* GIVEN PROBLEM
Copy the data exactly; pictures stay out of the copy.

* LISTING
# # #

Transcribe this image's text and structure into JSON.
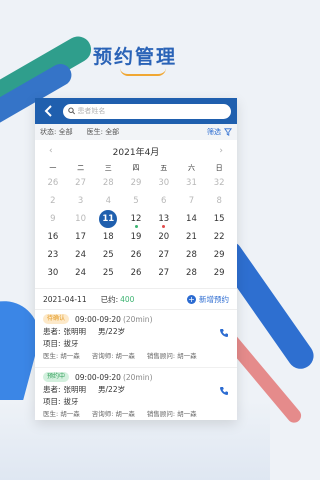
{
  "page_title": "预约管理",
  "search": {
    "placeholder": "患者姓名"
  },
  "filters": {
    "status_label": "状态:",
    "status_value": "全部",
    "doctor_label": "医生:",
    "doctor_value": "全部",
    "filter_label": "筛选"
  },
  "calendar": {
    "month_title": "2021年4月",
    "prev": "‹",
    "next": "›",
    "weekdays": [
      "一",
      "二",
      "三",
      "四",
      "五",
      "六",
      "日"
    ],
    "weeks": [
      [
        "26",
        "27",
        "28",
        "29",
        "30",
        "31",
        "32"
      ],
      [
        "2",
        "3",
        "4",
        "5",
        "6",
        "7",
        "8"
      ],
      [
        "9",
        "10",
        "11",
        "12",
        "13",
        "14",
        "15"
      ],
      [
        "16",
        "17",
        "18",
        "19",
        "20",
        "21",
        "22"
      ],
      [
        "23",
        "24",
        "25",
        "26",
        "27",
        "28",
        "29"
      ],
      [
        "30",
        "24",
        "25",
        "26",
        "27",
        "28",
        "29"
      ]
    ]
  },
  "summary": {
    "date": "2021-04-11",
    "booked_label": "已约:",
    "booked_count": "400",
    "add_label": "新增预约"
  },
  "appointments": [
    {
      "status": "待确认",
      "time": "09:00-09:20",
      "duration": "(20min)",
      "patient_label": "患者:",
      "patient_name": "张明明",
      "patient_info": "男/22岁",
      "project_label": "项目:",
      "project": "拔牙",
      "doctor_label": "医生:",
      "doctor": "胡一森",
      "consultant_label": "咨询师:",
      "consultant": "胡一森",
      "sales_label": "销售顾问:",
      "sales": "胡一森"
    },
    {
      "status": "预约中",
      "time": "09:00-09:20",
      "duration": "(20min)",
      "patient_label": "患者:",
      "patient_name": "张明明",
      "patient_info": "男/22岁",
      "project_label": "项目:",
      "project": "拔牙",
      "doctor_label": "医生:",
      "doctor": "胡一森",
      "consultant_label": "咨询师:",
      "consultant": "胡一森",
      "sales_label": "销售顾问:",
      "sales": "胡一森"
    }
  ],
  "colors": {
    "primary": "#1f5fae",
    "accent_blue": "#2b6bd1",
    "pending": "#e39a23",
    "booked": "#2f9e58"
  }
}
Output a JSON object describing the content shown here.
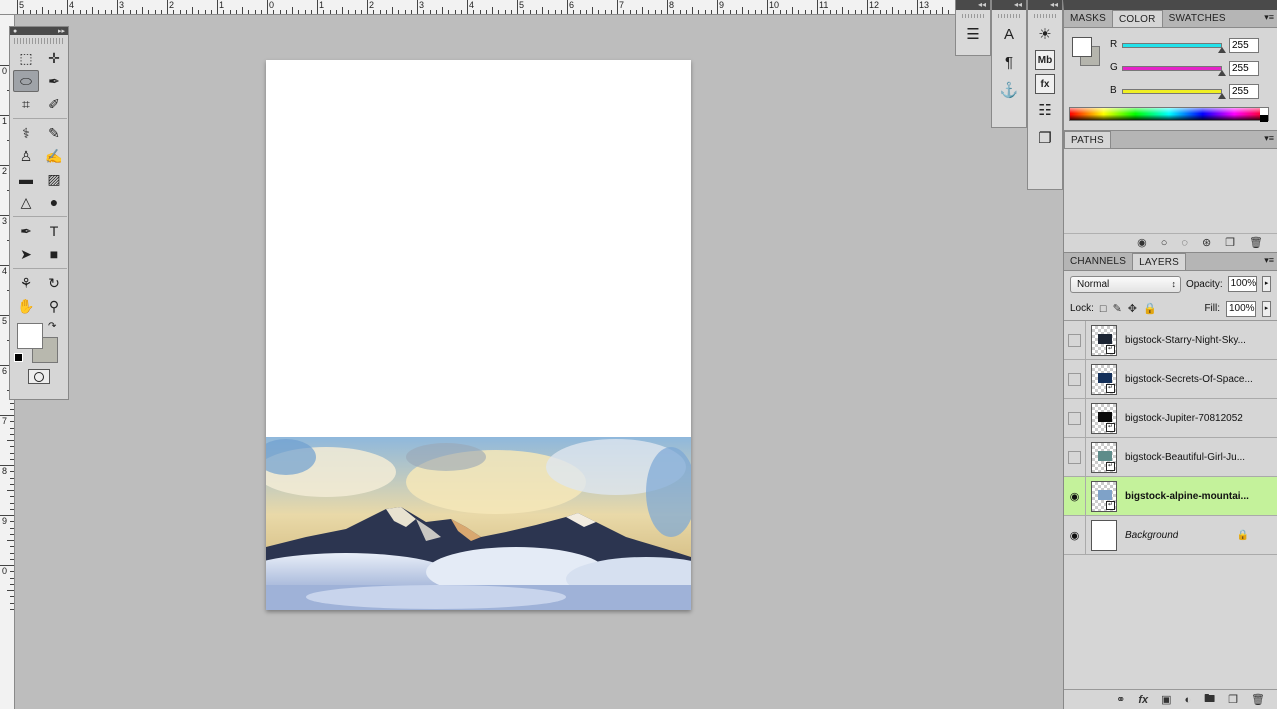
{
  "ruler_top": [
    "5",
    "4",
    "3",
    "2",
    "1",
    "0",
    "1",
    "2",
    "3",
    "4",
    "5",
    "6",
    "7",
    "8",
    "9",
    "10",
    "11",
    "12",
    "13"
  ],
  "ruler_left": [
    "0",
    "1",
    "2",
    "3",
    "4",
    "5",
    "6",
    "7",
    "8",
    "9",
    "0"
  ],
  "tools_panel": {
    "tools": [
      {
        "name": "rect-marquee-tool",
        "glyph": "⬚",
        "active": false
      },
      {
        "name": "move-tool",
        "glyph": "✛",
        "active": false
      },
      {
        "name": "lasso-tool",
        "glyph": "⬭",
        "active": true
      },
      {
        "name": "quick-selection-tool",
        "glyph": "✒",
        "active": false
      },
      {
        "name": "crop-tool",
        "glyph": "⌗",
        "active": false
      },
      {
        "name": "eyedropper-tool",
        "glyph": "✐",
        "active": false
      },
      {
        "name": "spot-healing-tool",
        "glyph": "⚕",
        "active": false
      },
      {
        "name": "brush-tool",
        "glyph": "✎",
        "active": false
      },
      {
        "name": "clone-stamp-tool",
        "glyph": "♙",
        "active": false
      },
      {
        "name": "history-brush-tool",
        "glyph": "✍",
        "active": false
      },
      {
        "name": "eraser-tool",
        "glyph": "▬",
        "active": false
      },
      {
        "name": "gradient-tool",
        "glyph": "▨",
        "active": false
      },
      {
        "name": "blur-tool",
        "glyph": "△",
        "active": false
      },
      {
        "name": "dodge-tool",
        "glyph": "●",
        "active": false
      },
      {
        "name": "pen-tool",
        "glyph": "✒",
        "active": false
      },
      {
        "name": "type-tool",
        "glyph": "T",
        "active": false
      },
      {
        "name": "path-selection-tool",
        "glyph": "➤",
        "active": false
      },
      {
        "name": "rectangle-shape-tool",
        "glyph": "■",
        "active": false
      },
      {
        "name": "3d-rotate-tool",
        "glyph": "⚘",
        "active": false
      },
      {
        "name": "3d-orbit-tool",
        "glyph": "↻",
        "active": false
      },
      {
        "name": "hand-tool",
        "glyph": "✋",
        "active": false
      },
      {
        "name": "zoom-tool",
        "glyph": "⚲",
        "active": false
      }
    ]
  },
  "strips": {
    "strip1": [
      {
        "name": "tool-presets-icon",
        "glyph": "☰"
      }
    ],
    "strip2": [
      {
        "name": "character-panel-icon",
        "glyph": "A"
      },
      {
        "name": "paragraph-panel-icon",
        "glyph": "¶"
      },
      {
        "name": "clone-source-icon",
        "glyph": "⚓"
      }
    ],
    "strip3": [
      {
        "name": "adjustments-panel-icon",
        "glyph": "☀"
      },
      {
        "name": "mini-bridge-icon",
        "glyph": "Mb"
      },
      {
        "name": "styles-panel-icon",
        "glyph": "fx"
      },
      {
        "name": "notes-panel-icon",
        "glyph": "☷"
      },
      {
        "name": "layer-comps-icon",
        "glyph": "❐"
      }
    ]
  },
  "color_panel": {
    "tabs": [
      "MASKS",
      "COLOR",
      "SWATCHES"
    ],
    "selected_tab": "COLOR",
    "channels": [
      {
        "label": "R",
        "value": "255",
        "color": "#23e2ea"
      },
      {
        "label": "G",
        "value": "255",
        "color": "#e423c8"
      },
      {
        "label": "B",
        "value": "255",
        "color": "#efef23"
      }
    ]
  },
  "paths_panel": {
    "tabs": [
      "PATHS"
    ]
  },
  "layers_panel": {
    "tabs": [
      "CHANNELS",
      "LAYERS"
    ],
    "selected_tab": "LAYERS",
    "blend_mode": "Normal",
    "opacity_label": "Opacity:",
    "opacity": "100%",
    "lock_label": "Lock:",
    "fill_label": "Fill:",
    "fill": "100%",
    "layers": [
      {
        "name": "bigstock-Starry-Night-Sky...",
        "visible": false,
        "selected": false,
        "thumb": "#1c2433",
        "smart": true
      },
      {
        "name": "bigstock-Secrets-Of-Space...",
        "visible": false,
        "selected": false,
        "thumb": "#14305a",
        "smart": true
      },
      {
        "name": "bigstock-Jupiter-70812052",
        "visible": false,
        "selected": false,
        "thumb": "#0b0b0b",
        "smart": true
      },
      {
        "name": "bigstock-Beautiful-Girl-Ju...",
        "visible": false,
        "selected": false,
        "thumb": "#5e8c8a",
        "smart": true
      },
      {
        "name": "bigstock-alpine-mountai...",
        "visible": true,
        "selected": true,
        "thumb": "#7fa2c8",
        "smart": true
      },
      {
        "name": "Background",
        "visible": true,
        "selected": false,
        "thumb": "#ffffff",
        "smart": false,
        "italic": true,
        "locked": true
      }
    ]
  }
}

# # #

* RESPONSE
Transcribe this image's text and structure into JSON.
{
  "page_title": "预约管理",
  "search": {
    "placeholder": "患者姓名"
  },
  "filters": {
    "status_label": "状态:",
    "status_value": "全部",
    "doctor_label": "医生:",
    "doctor_value": "全部",
    "filter_label": "筛选"
  },
  "calendar": {
    "month_title": "2021年4月",
    "prev": "‹",
    "next": "›",
    "weekdays": [
      "一",
      "二",
      "三",
      "四",
      "五",
      "六",
      "日"
    ],
    "weeks": [
      [
        "26",
        "27",
        "28",
        "29",
        "30",
        "31",
        "32"
      ],
      [
        "2",
        "3",
        "4",
        "5",
        "6",
        "7",
        "8"
      ],
      [
        "9",
        "10",
        "11",
        "12",
        "13",
        "14",
        "15"
      ],
      [
        "16",
        "17",
        "18",
        "19",
        "20",
        "21",
        "22"
      ],
      [
        "23",
        "24",
        "25",
        "26",
        "27",
        "28",
        "29"
      ],
      [
        "30",
        "24",
        "25",
        "26",
        "27",
        "28",
        "29"
      ]
    ]
  },
  "summary": {
    "date": "2021-04-11",
    "booked_label": "已约:",
    "booked_count": "400",
    "add_label": "新增预约"
  },
  "appointments": [
    {
      "status": "待确认",
      "time": "09:00-09:20",
      "duration": "(20min)",
      "patient_label": "患者:",
      "patient_name": "张明明",
      "patient_info": "男/22岁",
      "project_label": "项目:",
      "project": "拔牙",
      "doctor_label": "医生:",
      "doctor": "胡一森",
      "consultant_label": "咨询师:",
      "consultant": "胡一森",
      "sales_label": "销售顾问:",
      "sales": "胡一森"
    },
    {
      "status": "预约中",
      "time": "09:00-09:20",
      "duration": "(20min)",
      "patient_label": "患者:",
      "patient_name": "张明明",
      "patient_info": "男/22岁",
      "project_label": "项目:",
      "project": "拔牙",
      "doctor_label": "医生:",
      "doctor": "胡一森",
      "consultant_label": "咨询师:",
      "consultant": "胡一森",
      "sales_label": "销售顾问:",
      "sales": "胡一森"
    }
  ],
  "colors": {
    "primary": "#1f5fae",
    "accent_blue": "#2b6bd1",
    "pending": "#e39a23",
    "booked": "#2f9e58"
  }
}
Output a JSON object describing the content shown here.
{
  "ruler_top": [
    "5",
    "4",
    "3",
    "2",
    "1",
    "0",
    "1",
    "2",
    "3",
    "4",
    "5",
    "6",
    "7",
    "8",
    "9",
    "10",
    "11",
    "12",
    "13"
  ],
  "ruler_left": [
    "0",
    "1",
    "2",
    "3",
    "4",
    "5",
    "6",
    "7",
    "8",
    "9",
    "0"
  ],
  "tools_panel": {
    "tools": [
      {
        "name": "rect-marquee-tool",
        "glyph": "⬚",
        "active": false
      },
      {
        "name": "move-tool",
        "glyph": "✛",
        "active": false
      },
      {
        "name": "lasso-tool",
        "glyph": "⬭",
        "active": true
      },
      {
        "name": "quick-selection-tool",
        "glyph": "✒",
        "active": false
      },
      {
        "name": "crop-tool",
        "glyph": "⌗",
        "active": false
      },
      {
        "name": "eyedropper-tool",
        "glyph": "✐",
        "active": false
      },
      {
        "name": "spot-healing-tool",
        "glyph": "⚕",
        "active": false
      },
      {
        "name": "brush-tool",
        "glyph": "✎",
        "active": false
      },
      {
        "name": "clone-stamp-tool",
        "glyph": "♙",
        "active": false
      },
      {
        "name": "history-brush-tool",
        "glyph": "✍",
        "active": false
      },
      {
        "name": "eraser-tool",
        "glyph": "▬",
        "active": false
      },
      {
        "name": "gradient-tool",
        "glyph": "▨",
        "active": false
      },
      {
        "name": "blur-tool",
        "glyph": "△",
        "active": false
      },
      {
        "name": "dodge-tool",
        "glyph": "●",
        "active": false
      },
      {
        "name": "pen-tool",
        "glyph": "✒",
        "active": false
      },
      {
        "name": "type-tool",
        "glyph": "T",
        "active": false
      },
      {
        "name": "path-selection-tool",
        "glyph": "➤",
        "active": false
      },
      {
        "name": "rectangle-shape-tool",
        "glyph": "■",
        "active": false
      },
      {
        "name": "3d-rotate-tool",
        "glyph": "⚘",
        "active": false
      },
      {
        "name": "3d-orbit-tool",
        "glyph": "↻",
        "active": false
      },
      {
        "name": "hand-tool",
        "glyph": "✋",
        "active": false
      },
      {
        "name": "zoom-tool",
        "glyph": "⚲",
        "active": false
      }
    ]
  },
  "strips": {
    "strip1": [
      {
        "name": "tool-presets-icon",
        "glyph": "☰"
      }
    ],
    "strip2": [
      {
        "name": "character-panel-icon",
        "glyph": "A"
      },
      {
        "name": "paragraph-panel-icon",
        "glyph": "¶"
      },
      {
        "name": "clone-source-icon",
        "glyph": "⚓"
      }
    ],
    "strip3": [
      {
        "name": "adjustments-panel-icon",
        "glyph": "☀"
      },
      {
        "name": "mini-bridge-icon",
        "glyph": "Mb"
      },
      {
        "name": "styles-panel-icon",
        "glyph": "fx"
      },
      {
        "name": "notes-panel-icon",
        "glyph": "☷"
      },
      {
        "name": "layer-comps-icon",
        "glyph": "❐"
      }
    ]
  },
  "color_panel": {
    "tabs": [
      "MASKS",
      "COLOR",
      "SWATCHES"
    ],
    "selected_tab": "COLOR",
    "channels": [
      {
        "label": "R",
        "value": "255",
        "color": "#23e2ea"
      },
      {
        "label": "G",
        "value": "255",
        "color": "#e423c8"
      },
      {
        "label": "B",
        "value": "255",
        "color": "#efef23"
      }
    ]
  },
  "paths_panel": {
    "tabs": [
      "PATHS"
    ]
  },
  "layers_panel": {
    "tabs": [
      "CHANNELS",
      "LAYERS"
    ],
    "selected_tab": "LAYERS",
    "blend_mode": "Normal",
    "opacity_label": "Opacity:",
    "opacity": "100%",
    "lock_label": "Lock:",
    "fill_label": "Fill:",
    "fill": "100%",
    "layers": [
      {
        "name": "bigstock-Starry-Night-Sky...",
        "visible": false,
        "selected": false,
        "thumb": "#1c2433",
        "smart": true
      },
      {
        "name": "bigstock-Secrets-Of-Space...",
        "visible": false,
        "selected": false,
        "thumb": "#14305a",
        "smart": true
      },
      {
        "name": "bigstock-Jupiter-70812052",
        "visible": false,
        "selected": false,
        "thumb": "#0b0b0b",
        "smart": true
      },
      {
        "name": "bigstock-Beautiful-Girl-Ju...",
        "visible": false,
        "selected": false,
        "thumb": "#5e8c8a",
        "smart": true
      },
      {
        "name": "bigstock-alpine-mountai...",
        "visible": true,
        "selected": true,
        "thumb": "#7fa2c8",
        "smart": true
      },
      {
        "name": "Background",
        "visible": true,
        "selected": false,
        "thumb": "#ffffff",
        "smart": false,
        "italic": true,
        "locked": true
      }
    ]
  }
}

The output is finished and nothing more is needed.